(Excerpted text)

Fig. 9: Inhibition of SNO-USP16 at the C731 site improves cardiac dysfunction and GSH imbalance in CME rats.

A Cardiac function was evaluated using echocardiography. Detailed P values see (A). B Serum CK-MB level was measured using ELISA. Detailed P values see (B). C HBFP staining evaluated the microinfarct size in the heart tissues (scale bar = 100, 50 μm). The black arrow indicates a microsphere. Detailed P values see (C). D The pathological changes in the myocardial tissues were determined using HE staining (scale bar = 100, 50 μm). The black arrow indicates a microsphere, and the red arrow indicates inflammatory cell infiltration. Detailed P values see (D). E Apoptosis in the myocardial tissues was measured using TUNEL (scale bar = 100, 50 μm). Detailed P values see (E). F The expression of USP16, KDM1A, GCLM, and GLS in the myocardial tissues was analyzed using immunohistochemical staining (scale bar = 100, 50 μm). Detailed P values see (F). Data are presented as mean ± standard deviation (SD). n = 9 rats per group, indicating nine biological repetitions. In A, C–F, experiments were repeated independently at least 9 times with similar results. Representative images from one experiment are shown. One-way ANOVA followed by Tukey’s test for multiple group comparison was performed to analyze data. Source data are provided as a Source data file. SNO S-nitrosylation, USP16 ubiquitin-specific peptidase 16, GSH glutathione, CME coronary microembolization, CK-MB creatine kinase-MB, ELISA enzyme-linked immunosorbent assay, HE Hematoxylin-Eosin, TUNEL terminal deoxynucleotidyl transferase dUTP nick end labeling, KDM1A lysine-specific histone demethylase 1A, GCLM glutamate-cysteine ligase modifier subunit, GLS glutaminase, GSH glutathione.

(End Excerpted text)
(Recorded information)

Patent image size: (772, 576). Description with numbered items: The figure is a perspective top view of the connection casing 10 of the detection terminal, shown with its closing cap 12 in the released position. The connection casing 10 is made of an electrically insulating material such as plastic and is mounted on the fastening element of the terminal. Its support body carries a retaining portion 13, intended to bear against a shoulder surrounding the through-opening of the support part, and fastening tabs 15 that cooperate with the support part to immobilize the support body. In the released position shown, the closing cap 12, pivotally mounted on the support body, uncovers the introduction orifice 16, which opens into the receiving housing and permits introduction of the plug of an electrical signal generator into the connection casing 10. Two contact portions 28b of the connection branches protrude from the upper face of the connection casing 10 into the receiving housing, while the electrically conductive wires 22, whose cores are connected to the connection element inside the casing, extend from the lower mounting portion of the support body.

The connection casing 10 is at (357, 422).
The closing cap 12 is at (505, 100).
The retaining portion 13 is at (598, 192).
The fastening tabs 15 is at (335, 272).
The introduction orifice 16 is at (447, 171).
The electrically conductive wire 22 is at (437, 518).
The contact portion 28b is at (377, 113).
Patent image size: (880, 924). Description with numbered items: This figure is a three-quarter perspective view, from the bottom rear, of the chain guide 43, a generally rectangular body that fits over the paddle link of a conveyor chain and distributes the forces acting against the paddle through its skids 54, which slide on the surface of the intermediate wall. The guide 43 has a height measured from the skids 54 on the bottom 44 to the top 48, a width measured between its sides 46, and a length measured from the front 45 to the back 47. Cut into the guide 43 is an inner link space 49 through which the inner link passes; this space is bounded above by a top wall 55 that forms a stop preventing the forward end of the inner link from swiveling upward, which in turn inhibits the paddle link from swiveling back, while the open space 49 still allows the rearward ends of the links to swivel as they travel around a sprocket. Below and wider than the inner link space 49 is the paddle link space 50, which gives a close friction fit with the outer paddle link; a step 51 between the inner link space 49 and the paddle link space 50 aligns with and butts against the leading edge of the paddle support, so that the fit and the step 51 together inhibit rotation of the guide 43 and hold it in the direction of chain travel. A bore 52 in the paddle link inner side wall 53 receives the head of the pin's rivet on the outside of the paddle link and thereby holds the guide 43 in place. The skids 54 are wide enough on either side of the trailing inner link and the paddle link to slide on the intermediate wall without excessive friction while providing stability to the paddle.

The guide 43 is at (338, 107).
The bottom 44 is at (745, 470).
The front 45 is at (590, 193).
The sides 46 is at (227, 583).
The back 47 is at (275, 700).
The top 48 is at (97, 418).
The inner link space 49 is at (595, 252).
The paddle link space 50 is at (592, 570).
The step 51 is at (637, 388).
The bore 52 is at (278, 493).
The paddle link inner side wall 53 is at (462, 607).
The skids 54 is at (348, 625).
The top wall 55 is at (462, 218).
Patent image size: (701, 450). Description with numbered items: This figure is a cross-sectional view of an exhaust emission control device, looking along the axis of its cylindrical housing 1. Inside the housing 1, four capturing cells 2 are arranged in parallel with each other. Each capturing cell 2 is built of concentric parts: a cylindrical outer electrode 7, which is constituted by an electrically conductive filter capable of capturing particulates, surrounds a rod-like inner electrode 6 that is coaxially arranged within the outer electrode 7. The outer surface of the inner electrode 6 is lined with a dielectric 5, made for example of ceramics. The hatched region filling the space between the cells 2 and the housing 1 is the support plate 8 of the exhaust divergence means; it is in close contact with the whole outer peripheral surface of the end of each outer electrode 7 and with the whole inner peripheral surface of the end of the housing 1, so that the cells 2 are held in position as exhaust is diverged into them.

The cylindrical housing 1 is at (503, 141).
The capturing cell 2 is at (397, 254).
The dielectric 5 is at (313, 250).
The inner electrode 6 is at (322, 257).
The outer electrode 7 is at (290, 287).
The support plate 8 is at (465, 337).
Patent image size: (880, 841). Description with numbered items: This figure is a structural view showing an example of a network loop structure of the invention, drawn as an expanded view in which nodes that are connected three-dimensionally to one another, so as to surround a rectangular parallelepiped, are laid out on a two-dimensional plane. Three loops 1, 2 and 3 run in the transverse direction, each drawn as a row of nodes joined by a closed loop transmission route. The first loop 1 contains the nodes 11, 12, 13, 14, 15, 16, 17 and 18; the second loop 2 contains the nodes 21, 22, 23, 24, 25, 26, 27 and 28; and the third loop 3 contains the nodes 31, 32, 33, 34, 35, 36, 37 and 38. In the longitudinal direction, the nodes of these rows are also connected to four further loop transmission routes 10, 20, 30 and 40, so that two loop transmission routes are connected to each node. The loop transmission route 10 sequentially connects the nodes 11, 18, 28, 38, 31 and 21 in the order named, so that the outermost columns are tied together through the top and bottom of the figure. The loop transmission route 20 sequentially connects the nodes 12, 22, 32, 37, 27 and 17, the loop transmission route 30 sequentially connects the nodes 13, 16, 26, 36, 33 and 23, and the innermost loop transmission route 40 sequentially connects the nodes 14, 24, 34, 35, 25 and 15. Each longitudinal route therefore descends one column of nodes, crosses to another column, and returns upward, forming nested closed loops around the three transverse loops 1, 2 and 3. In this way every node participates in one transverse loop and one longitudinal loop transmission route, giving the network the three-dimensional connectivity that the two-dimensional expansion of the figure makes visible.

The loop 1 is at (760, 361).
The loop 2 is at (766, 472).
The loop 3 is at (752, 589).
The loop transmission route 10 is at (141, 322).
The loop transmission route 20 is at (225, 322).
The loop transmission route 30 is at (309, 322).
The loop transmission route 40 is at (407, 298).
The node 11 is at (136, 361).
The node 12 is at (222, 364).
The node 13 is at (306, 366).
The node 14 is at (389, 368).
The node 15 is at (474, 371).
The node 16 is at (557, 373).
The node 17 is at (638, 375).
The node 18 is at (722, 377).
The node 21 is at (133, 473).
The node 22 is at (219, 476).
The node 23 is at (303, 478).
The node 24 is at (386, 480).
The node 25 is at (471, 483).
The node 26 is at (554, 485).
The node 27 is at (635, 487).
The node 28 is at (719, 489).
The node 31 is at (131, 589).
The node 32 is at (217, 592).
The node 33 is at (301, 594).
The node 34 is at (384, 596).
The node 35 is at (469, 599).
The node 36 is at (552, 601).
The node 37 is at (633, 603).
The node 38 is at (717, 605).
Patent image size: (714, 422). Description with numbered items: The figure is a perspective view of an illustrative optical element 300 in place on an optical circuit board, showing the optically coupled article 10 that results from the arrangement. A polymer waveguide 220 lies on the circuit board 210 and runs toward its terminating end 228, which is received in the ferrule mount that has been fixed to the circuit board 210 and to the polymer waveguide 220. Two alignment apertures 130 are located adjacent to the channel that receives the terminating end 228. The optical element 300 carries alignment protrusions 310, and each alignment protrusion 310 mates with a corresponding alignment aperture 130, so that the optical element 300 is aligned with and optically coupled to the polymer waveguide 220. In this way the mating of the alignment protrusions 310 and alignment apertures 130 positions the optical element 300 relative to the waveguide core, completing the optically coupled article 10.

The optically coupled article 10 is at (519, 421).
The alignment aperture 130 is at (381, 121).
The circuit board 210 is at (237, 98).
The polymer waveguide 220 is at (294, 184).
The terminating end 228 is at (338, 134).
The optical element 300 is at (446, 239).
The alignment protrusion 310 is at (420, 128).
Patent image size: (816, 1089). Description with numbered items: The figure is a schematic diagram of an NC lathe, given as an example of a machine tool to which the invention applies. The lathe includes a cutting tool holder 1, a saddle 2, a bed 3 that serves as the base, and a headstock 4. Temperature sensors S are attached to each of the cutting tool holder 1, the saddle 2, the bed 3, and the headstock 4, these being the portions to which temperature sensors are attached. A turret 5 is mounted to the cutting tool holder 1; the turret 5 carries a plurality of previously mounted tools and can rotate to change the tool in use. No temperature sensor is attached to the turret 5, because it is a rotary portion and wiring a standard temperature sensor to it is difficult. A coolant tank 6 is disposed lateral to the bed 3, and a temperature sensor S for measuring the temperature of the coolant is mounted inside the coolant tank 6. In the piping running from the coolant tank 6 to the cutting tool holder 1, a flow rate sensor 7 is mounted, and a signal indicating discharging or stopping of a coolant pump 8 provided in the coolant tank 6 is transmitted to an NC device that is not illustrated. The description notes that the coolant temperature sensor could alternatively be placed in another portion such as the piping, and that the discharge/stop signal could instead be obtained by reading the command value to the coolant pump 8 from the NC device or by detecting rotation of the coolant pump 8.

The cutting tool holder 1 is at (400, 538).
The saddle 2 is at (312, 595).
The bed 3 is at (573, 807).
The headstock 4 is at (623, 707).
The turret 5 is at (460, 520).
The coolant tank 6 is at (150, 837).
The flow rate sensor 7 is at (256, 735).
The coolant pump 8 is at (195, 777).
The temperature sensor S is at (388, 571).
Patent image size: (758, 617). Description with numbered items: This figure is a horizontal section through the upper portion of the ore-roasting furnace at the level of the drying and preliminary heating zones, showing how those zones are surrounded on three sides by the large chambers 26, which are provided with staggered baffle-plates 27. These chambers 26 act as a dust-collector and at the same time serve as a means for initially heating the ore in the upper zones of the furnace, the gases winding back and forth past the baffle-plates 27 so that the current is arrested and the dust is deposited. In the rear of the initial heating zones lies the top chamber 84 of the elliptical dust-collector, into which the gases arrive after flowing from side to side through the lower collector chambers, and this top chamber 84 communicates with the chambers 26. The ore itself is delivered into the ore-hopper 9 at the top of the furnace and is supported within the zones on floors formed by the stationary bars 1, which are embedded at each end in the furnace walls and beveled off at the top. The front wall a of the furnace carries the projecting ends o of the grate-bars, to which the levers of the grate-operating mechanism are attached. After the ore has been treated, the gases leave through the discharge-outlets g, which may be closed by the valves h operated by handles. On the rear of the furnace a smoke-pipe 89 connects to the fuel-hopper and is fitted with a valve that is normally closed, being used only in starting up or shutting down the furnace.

(End Recorded information)

**Required work**
According to the figure legend, what method was used to measure serum CK-MB level? Please answer in a few words. The rows were taken from a different source than the text.

**Expected output**
ELISA (enzyme-linked immunosorbent assay).